**Data for the task:**
-- -- --

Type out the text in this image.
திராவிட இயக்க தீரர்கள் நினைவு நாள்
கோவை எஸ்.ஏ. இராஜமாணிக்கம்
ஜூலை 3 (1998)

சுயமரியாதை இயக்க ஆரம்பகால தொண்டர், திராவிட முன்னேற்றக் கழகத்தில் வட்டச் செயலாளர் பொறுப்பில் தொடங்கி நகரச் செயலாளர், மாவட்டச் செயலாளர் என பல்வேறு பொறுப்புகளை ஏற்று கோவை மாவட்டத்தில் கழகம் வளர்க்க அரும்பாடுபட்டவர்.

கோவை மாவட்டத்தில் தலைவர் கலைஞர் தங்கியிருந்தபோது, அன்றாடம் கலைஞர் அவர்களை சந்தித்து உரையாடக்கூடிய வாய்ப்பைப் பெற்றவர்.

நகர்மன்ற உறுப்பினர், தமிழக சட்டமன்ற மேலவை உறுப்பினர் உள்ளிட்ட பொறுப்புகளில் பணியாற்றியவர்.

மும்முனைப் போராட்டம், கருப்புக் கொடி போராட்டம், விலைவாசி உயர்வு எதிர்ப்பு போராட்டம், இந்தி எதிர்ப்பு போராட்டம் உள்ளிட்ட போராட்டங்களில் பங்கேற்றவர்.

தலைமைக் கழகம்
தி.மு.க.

-- -- --

**Request:**
Find all the lines containing "கழகம" in the material, then copy them.

**Task solution:**
சுயமரியாதை இயக்க ஆரம்பகால தொண்டர், திராவிட முன்னேற்றக் கழகத்தில் வட்டச் செயலாளர் பொறுப்பில் தொடங்கி நகரச் செயலாளர், மாவட்டச் செயலாளர் என பல்வேறு பொறுப்புகளை ஏற்று கோவை மாவட்டத்தில் கழகம் வளர்க்க அரும்பாடுபட்டவர்.
தலைமைக் கழகம்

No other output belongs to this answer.